> **The request**
Count every line that has the word "Selectarea" in it; give no more than the number.

> **Input records**
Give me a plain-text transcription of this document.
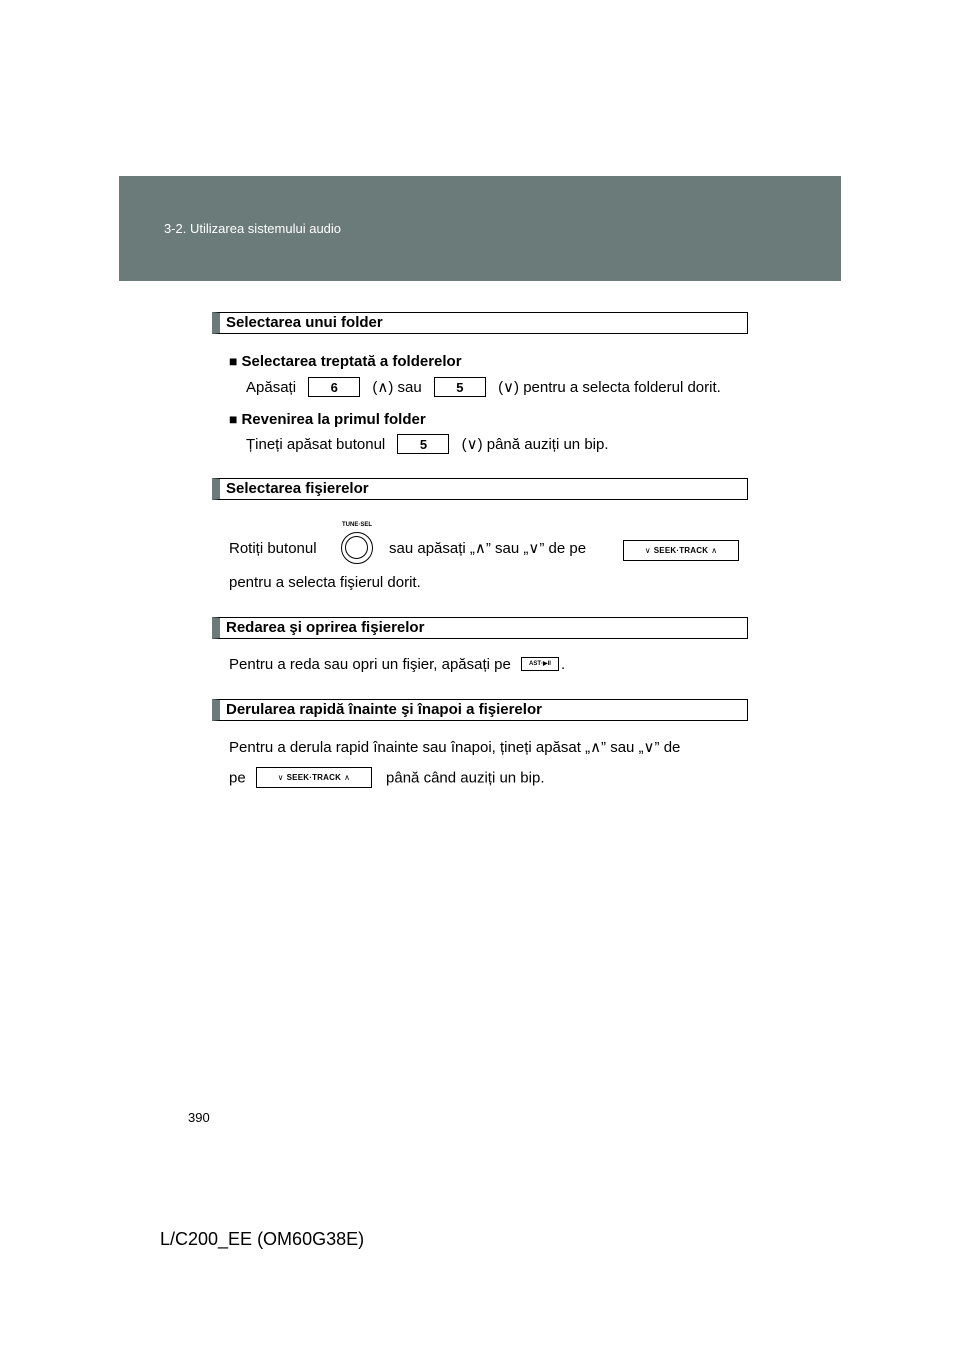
3-2. Utilizarea sistemului audio
Selectarea unui folder
■ Selectarea treptată a folderelor
Apăsați	6 (∧) sau	5 (∨) pentru a selecta folderul dorit.
■ Revenirea la primul folder
Țineți apăsat butonul	5 (∨) până auziți un bip.
Selectarea fişierelor
Rotiți butonul
TUNE·SEL
sau apăsați „∧” sau „∨” de pe	∨ SEEK·TRACK ∧
pentru a selecta fişierul dorit.
Redarea şi oprirea fişierelor
Pentru a reda sau opri un fişier, apăsați pe	AST·▶II .
Derularea rapidă înainte şi înapoi a fişierelor
Pentru a derula rapid înainte sau înapoi, țineți apăsat „∧” sau „∨” de
pe	∨ SEEK·TRACK ∧ până când auziți un bip.
390
L/C200_EE (OM60G38E)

> **The response**
3